◆ Data
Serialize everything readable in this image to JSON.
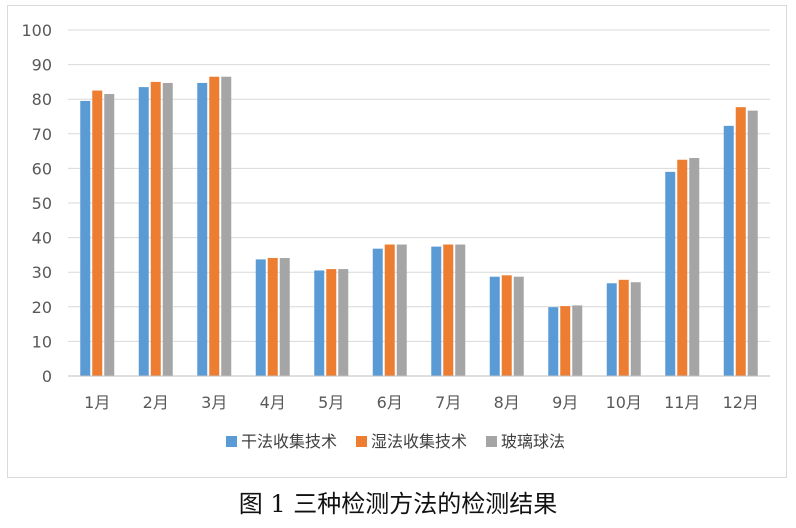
{
  "caption": "图 1 三种检测方法的检测结果",
  "chart_data": {
    "type": "bar",
    "title": "",
    "xlabel": "",
    "ylabel": "",
    "ylim": [
      0,
      100
    ],
    "yticks": [
      0,
      10,
      20,
      30,
      40,
      50,
      60,
      70,
      80,
      90,
      100
    ],
    "grid": true,
    "legend_position": "bottom",
    "categories": [
      "1月",
      "2月",
      "3月",
      "4月",
      "5月",
      "6月",
      "7月",
      "8月",
      "9月",
      "10月",
      "11月",
      "12月"
    ],
    "series": [
      {
        "name": "干法收集技术",
        "color": "#5b9bd5",
        "values": [
          79.5,
          83.5,
          84.7,
          33.7,
          30.5,
          36.8,
          37.4,
          28.7,
          19.9,
          26.8,
          59.0,
          72.3
        ]
      },
      {
        "name": "湿法收集技术",
        "color": "#ed7d31",
        "values": [
          82.5,
          85.0,
          86.5,
          34.1,
          30.9,
          38.0,
          38.0,
          29.1,
          20.2,
          27.8,
          62.5,
          77.7
        ]
      },
      {
        "name": "玻璃球法",
        "color": "#a5a5a5",
        "values": [
          81.5,
          84.7,
          86.5,
          34.1,
          30.9,
          38.0,
          38.0,
          28.7,
          20.4,
          27.1,
          63.0,
          76.7
        ]
      }
    ]
  }
}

◆ Task to complete
Find the lines above that include the string "color" and copy them.

◆ Solution for this problem
        "color": "#5b9bd5",
        "color": "#ed7d31",
        "color": "#a5a5a5",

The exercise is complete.